— Begin INPUT FOR THIS TASK —

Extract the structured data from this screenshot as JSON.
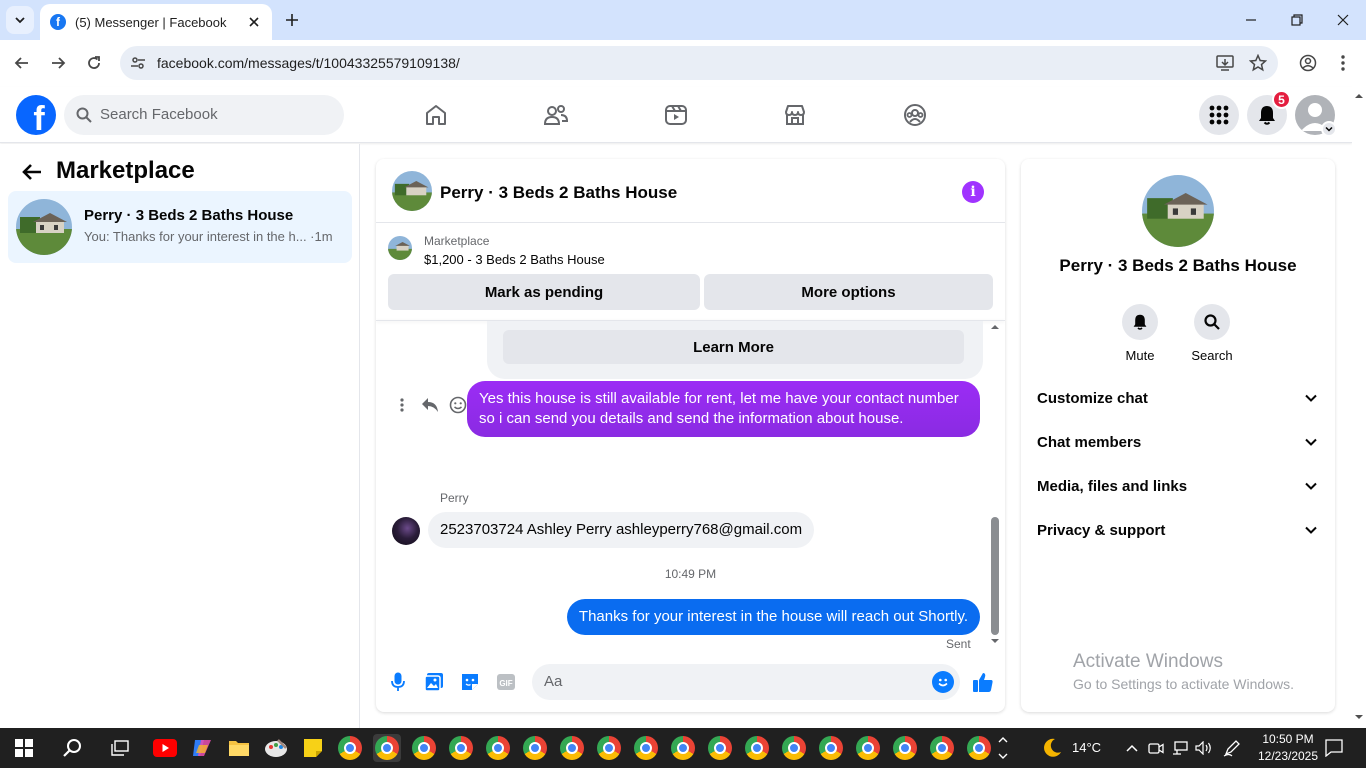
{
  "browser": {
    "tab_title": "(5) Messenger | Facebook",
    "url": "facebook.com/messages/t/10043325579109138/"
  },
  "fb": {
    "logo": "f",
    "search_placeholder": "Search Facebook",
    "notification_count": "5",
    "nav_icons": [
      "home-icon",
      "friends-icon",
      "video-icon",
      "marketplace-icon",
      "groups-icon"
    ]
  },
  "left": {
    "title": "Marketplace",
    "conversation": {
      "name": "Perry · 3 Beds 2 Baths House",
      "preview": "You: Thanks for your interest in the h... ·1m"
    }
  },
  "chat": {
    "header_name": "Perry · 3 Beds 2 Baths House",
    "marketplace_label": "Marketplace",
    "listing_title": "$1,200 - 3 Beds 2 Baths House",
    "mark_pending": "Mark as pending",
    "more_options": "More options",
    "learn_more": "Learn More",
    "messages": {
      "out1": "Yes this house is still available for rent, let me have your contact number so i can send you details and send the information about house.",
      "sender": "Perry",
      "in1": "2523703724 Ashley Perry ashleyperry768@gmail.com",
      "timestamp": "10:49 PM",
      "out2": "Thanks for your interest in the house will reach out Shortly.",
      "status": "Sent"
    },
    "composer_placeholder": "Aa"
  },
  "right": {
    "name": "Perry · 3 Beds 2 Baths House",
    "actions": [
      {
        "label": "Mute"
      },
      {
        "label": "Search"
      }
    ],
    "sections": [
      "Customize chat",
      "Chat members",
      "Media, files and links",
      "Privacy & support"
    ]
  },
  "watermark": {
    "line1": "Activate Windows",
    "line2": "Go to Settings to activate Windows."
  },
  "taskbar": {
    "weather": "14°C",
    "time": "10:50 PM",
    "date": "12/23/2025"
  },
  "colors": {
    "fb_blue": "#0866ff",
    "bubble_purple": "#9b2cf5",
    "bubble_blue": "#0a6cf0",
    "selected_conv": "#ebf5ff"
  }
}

— End INPUT FOR THIS TASK —

Retype the whole listing exactly and leave the pictures out.

Extract the structured data from this screenshot as JSON.
{
  "browser": {
    "tab_title": "(5) Messenger | Facebook",
    "url": "facebook.com/messages/t/10043325579109138/"
  },
  "fb": {
    "logo": "f",
    "search_placeholder": "Search Facebook",
    "notification_count": "5",
    "nav_icons": [
      "home-icon",
      "friends-icon",
      "video-icon",
      "marketplace-icon",
      "groups-icon"
    ]
  },
  "left": {
    "title": "Marketplace",
    "conversation": {
      "name": "Perry · 3 Beds 2 Baths House",
      "preview": "You: Thanks for your interest in the h... ·1m"
    }
  },
  "chat": {
    "header_name": "Perry · 3 Beds 2 Baths House",
    "marketplace_label": "Marketplace",
    "listing_title": "$1,200 - 3 Beds 2 Baths House",
    "mark_pending": "Mark as pending",
    "more_options": "More options",
    "learn_more": "Learn More",
    "messages": {
      "out1": "Yes this house is still available for rent, let me have your contact number so i can send you details and send the information about house.",
      "sender": "Perry",
      "in1": "2523703724 Ashley Perry ashleyperry768@gmail.com",
      "timestamp": "10:49 PM",
      "out2": "Thanks for your interest in the house will reach out Shortly.",
      "status": "Sent"
    },
    "composer_placeholder": "Aa"
  },
  "right": {
    "name": "Perry · 3 Beds 2 Baths House",
    "actions": [
      {
        "label": "Mute"
      },
      {
        "label": "Search"
      }
    ],
    "sections": [
      "Customize chat",
      "Chat members",
      "Media, files and links",
      "Privacy & support"
    ]
  },
  "watermark": {
    "line1": "Activate Windows",
    "line2": "Go to Settings to activate Windows."
  },
  "taskbar": {
    "weather": "14°C",
    "time": "10:50 PM",
    "date": "12/23/2025"
  },
  "colors": {
    "fb_blue": "#0866ff",
    "bubble_purple": "#9b2cf5",
    "bubble_blue": "#0a6cf0",
    "selected_conv": "#ebf5ff"
  }
}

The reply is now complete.